## Exercise details
Transcribe every entry word for word. Skip the pictures.

[Dataset items]
-------------------------
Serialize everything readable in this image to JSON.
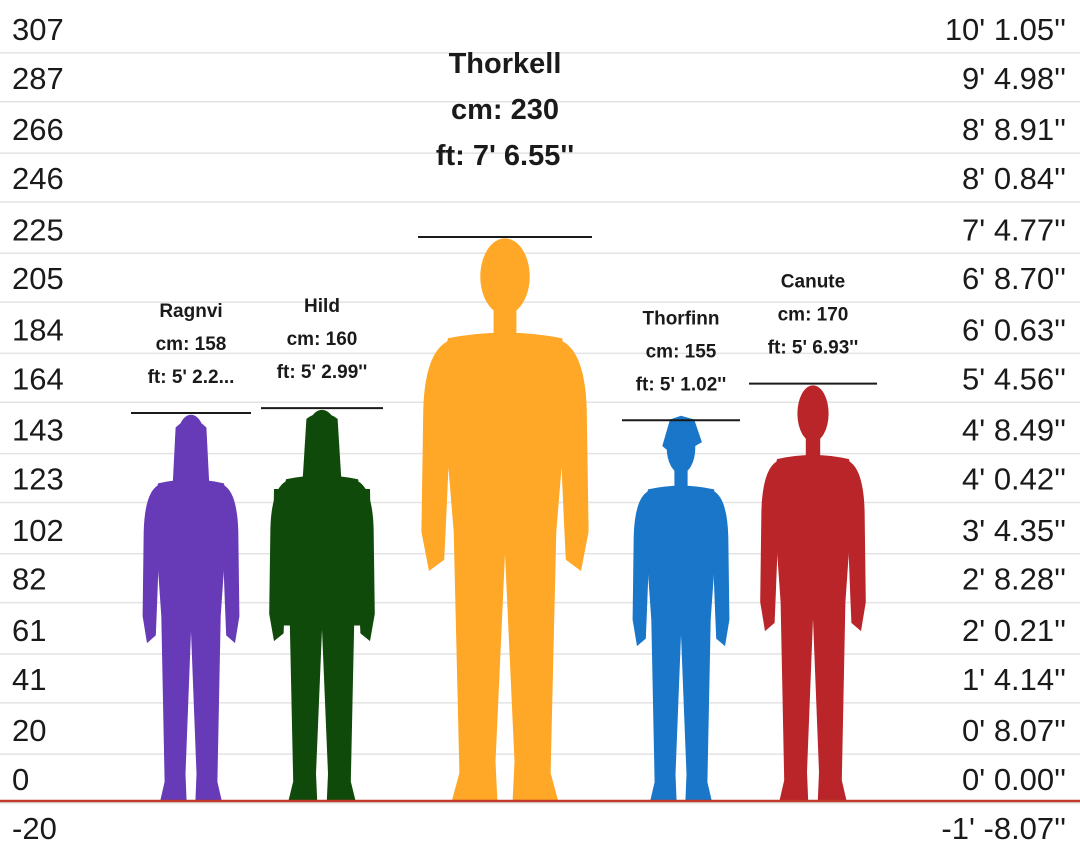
{
  "chart_data": {
    "type": "height-comparison",
    "ylim": [
      -20,
      307
    ],
    "grid": true,
    "baseline_value": 0,
    "baseline_color": "#c0392b",
    "left_ticks": [
      "307",
      "287",
      "266",
      "246",
      "225",
      "205",
      "184",
      "164",
      "143",
      "123",
      "102",
      "82",
      "61",
      "41",
      "20",
      "0",
      "-20"
    ],
    "right_ticks": [
      "10' 1.05''",
      "9' 4.98''",
      "8' 8.91''",
      "8' 0.84''",
      "7' 4.77''",
      "6' 8.70''",
      "6' 0.63''",
      "5' 4.56''",
      "4' 8.49''",
      "4' 0.42''",
      "3' 4.35''",
      "2' 8.28''",
      "2' 0.21''",
      "1' 4.14''",
      "0' 8.07''",
      "0' 0.00''",
      "-1' -8.07''"
    ],
    "characters": [
      {
        "name": "Ragnvi",
        "cm": 158,
        "cm_label": "cm: 158",
        "ft_label": "ft: 5' 2.2...",
        "color": "#673ab7",
        "figure": "female-long-hair-icon"
      },
      {
        "name": "Hild",
        "cm": 160,
        "cm_label": "cm: 160",
        "ft_label": "ft: 5' 2.99''",
        "color": "#0f4a0a",
        "figure": "female-long-coat-icon"
      },
      {
        "name": "Thorkell",
        "cm": 230,
        "cm_label": "cm: 230",
        "ft_label": "ft: 7' 6.55''",
        "color": "#ffa726",
        "figure": "male-large-icon"
      },
      {
        "name": "Thorfinn",
        "cm": 155,
        "cm_label": "cm: 155",
        "ft_label": "ft: 5' 1.02''",
        "color": "#1976c8",
        "figure": "male-messy-hair-icon"
      },
      {
        "name": "Canute",
        "cm": 170,
        "cm_label": "cm: 170",
        "ft_label": "ft: 5' 6.93''",
        "color": "#b92528",
        "figure": "male-hands-pockets-icon"
      }
    ]
  }
}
-------------------------
## Correct answer
Serialize everything readable in this image to JSON.
{
  "chart_data": {
    "type": "height-comparison",
    "ylim": [
      -20,
      307
    ],
    "grid": true,
    "baseline_value": 0,
    "baseline_color": "#c0392b",
    "left_ticks": [
      "307",
      "287",
      "266",
      "246",
      "225",
      "205",
      "184",
      "164",
      "143",
      "123",
      "102",
      "82",
      "61",
      "41",
      "20",
      "0",
      "-20"
    ],
    "right_ticks": [
      "10' 1.05''",
      "9' 4.98''",
      "8' 8.91''",
      "8' 0.84''",
      "7' 4.77''",
      "6' 8.70''",
      "6' 0.63''",
      "5' 4.56''",
      "4' 8.49''",
      "4' 0.42''",
      "3' 4.35''",
      "2' 8.28''",
      "2' 0.21''",
      "1' 4.14''",
      "0' 8.07''",
      "0' 0.00''",
      "-1' -8.07''"
    ],
    "characters": [
      {
        "name": "Ragnvi",
        "cm": 158,
        "cm_label": "cm: 158",
        "ft_label": "ft: 5' 2.2...",
        "color": "#673ab7",
        "figure": "female-long-hair-icon"
      },
      {
        "name": "Hild",
        "cm": 160,
        "cm_label": "cm: 160",
        "ft_label": "ft: 5' 2.99''",
        "color": "#0f4a0a",
        "figure": "female-long-coat-icon"
      },
      {
        "name": "Thorkell",
        "cm": 230,
        "cm_label": "cm: 230",
        "ft_label": "ft: 7' 6.55''",
        "color": "#ffa726",
        "figure": "male-large-icon"
      },
      {
        "name": "Thorfinn",
        "cm": 155,
        "cm_label": "cm: 155",
        "ft_label": "ft: 5' 1.02''",
        "color": "#1976c8",
        "figure": "male-messy-hair-icon"
      },
      {
        "name": "Canute",
        "cm": 170,
        "cm_label": "cm: 170",
        "ft_label": "ft: 5' 6.93''",
        "color": "#b92528",
        "figure": "male-hands-pockets-icon"
      }
    ]
  }
}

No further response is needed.